[START MATERIAL FOR THIS TASK]
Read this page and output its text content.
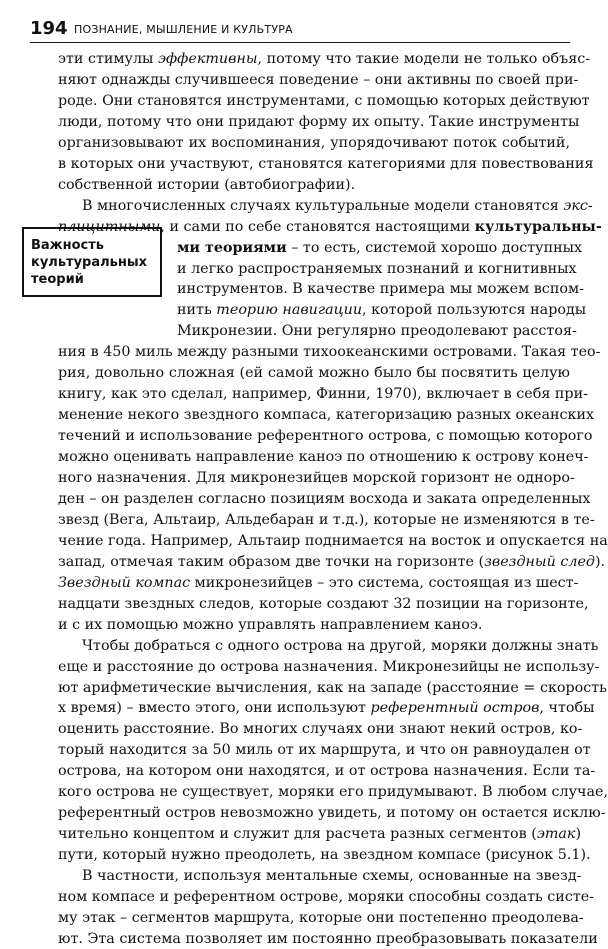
194 ПОЗНАНИЕ, МЫШЛЕНИЕ И КУЛЬТУРА
Важность
культуральных
теорий
эти стимулы эффективны, потому что такие модели не только объяс-
няют однажды случившееся поведение – они активны по своей при-
роде. Они становятся инструментами, с помощью которых действуют
люди, потому что они придают форму их опыту. Такие инструменты
организовывают их воспоминания, упорядочивают поток событий,
в которых они участвуют, становятся категориями для повествования
собственной истории (автобиографии).
В многочисленных случаях культуральные модели становятся экс-
плицитными, и сами по себе становятся настоящими культуральны-
ми теориями – то есть, системой хорошо доступных
и легко распространяемых познаний и когнитивных
инструментов. В качестве примера мы можем вспом-
нить теорию навигации, которой пользуются народы
Микронезии. Они регулярно преодолевают расстоя-
ния в 450 миль между разными тихоокеанскими островами. Такая тео-
рия, довольно сложная (ей самой можно было бы посвятить целую
книгу, как это сделал, например, Финни, 1970), включает в себя при-
менение некого звездного компаса, категоризацию разных океанских
течений и использование референтного острова, с помощью которого
можно оценивать направление каноэ по отношению к острову конеч-
ного назначения. Для микронезийцев морской горизонт не одноро-
ден – он разделен согласно позициям восхода и заката определенных
звезд (Вега, Альтаир, Альдебаран и т.д.), которые не изменяются в те-
чение года. Например, Альтаир поднимается на восток и опускается на
запад, отмечая таким образом две точки на горизонте (звездный след).
Звездный компас микронезийцев – это система, состоящая из шест-
надцати звездных следов, которые создают 32 позиции на горизонте,
и с их помощью можно управлять направлением каноэ.
Чтобы добраться с одного острова на другой, моряки должны знать
еще и расстояние до острова назначения. Микронезийцы не использу-
ют арифметические вычисления, как на западе (расстояние = скорость
х время) – вместо этого, они используют референтный остров, чтобы
оценить расстояние. Во многих случаях они знают некий остров, ко-
торый находится за 50 миль от их маршрута, и что он равноудален от
острова, на котором они находятся, и от острова назначения. Если та-
кого острова не существует, моряки его придумывают. В любом случае,
референтный остров невозможно увидеть, и потому он остается исклю-
чительно концептом и служит для расчета разных сегментов (этак)
пути, который нужно преодолеть, на звездном компасе (рисунок 5.1).
В частности, используя ментальные схемы, основанные на звезд-
ном компасе и референтном острове, моряки способны создать систе-
му этак – сегментов маршрута, которые они постепенно преодолева-
ют. Эта система позволяет им постоянно преобразовывать показатели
[END MATERIAL FOR THIS TASK]
### THE PROBLEM
Could you repeat all of the material exactly? Pictures should not be copied.

### EXERCISE SOLUTION
Read this page and output its text content.
194 ПОЗНАНИЕ, МЫШЛЕНИЕ И КУЛЬТУРА
Важность
культуральных
теорий
эти стимулы эффективны, потому что такие модели не только объяс-
няют однажды случившееся поведение – они активны по своей при-
роде. Они становятся инструментами, с помощью которых действуют
люди, потому что они придают форму их опыту. Такие инструменты
организовывают их воспоминания, упорядочивают поток событий,
в которых они участвуют, становятся категориями для повествования
собственной истории (автобиографии).
В многочисленных случаях культуральные модели становятся экс-
плицитными, и сами по себе становятся настоящими культуральны-
ми теориями – то есть, системой хорошо доступных
и легко распространяемых познаний и когнитивных
инструментов. В качестве примера мы можем вспом-
нить теорию навигации, которой пользуются народы
Микронезии. Они регулярно преодолевают расстоя-
ния в 450 миль между разными тихоокеанскими островами. Такая тео-
рия, довольно сложная (ей самой можно было бы посвятить целую
книгу, как это сделал, например, Финни, 1970), включает в себя при-
менение некого звездного компаса, категоризацию разных океанских
течений и использование референтного острова, с помощью которого
можно оценивать направление каноэ по отношению к острову конеч-
ного назначения. Для микронезийцев морской горизонт не одноро-
ден – он разделен согласно позициям восхода и заката определенных
звезд (Вега, Альтаир, Альдебаран и т.д.), которые не изменяются в те-
чение года. Например, Альтаир поднимается на восток и опускается на
запад, отмечая таким образом две точки на горизонте (звездный след).
Звездный компас микронезийцев – это система, состоящая из шест-
надцати звездных следов, которые создают 32 позиции на горизонте,
и с их помощью можно управлять направлением каноэ.
Чтобы добраться с одного острова на другой, моряки должны знать
еще и расстояние до острова назначения. Микронезийцы не использу-
ют арифметические вычисления, как на западе (расстояние = скорость
х время) – вместо этого, они используют референтный остров, чтобы
оценить расстояние. Во многих случаях они знают некий остров, ко-
торый находится за 50 миль от их маршрута, и что он равноудален от
острова, на котором они находятся, и от острова назначения. Если та-
кого острова не существует, моряки его придумывают. В любом случае,
референтный остров невозможно увидеть, и потому он остается исклю-
чительно концептом и служит для расчета разных сегментов (этак)
пути, который нужно преодолеть, на звездном компасе (рисунок 5.1).
В частности, используя ментальные схемы, основанные на звезд-
ном компасе и референтном острове, моряки способны создать систе-
му этак – сегментов маршрута, которые они постепенно преодолева-
ют. Эта система позволяет им постоянно преобразовывать показатели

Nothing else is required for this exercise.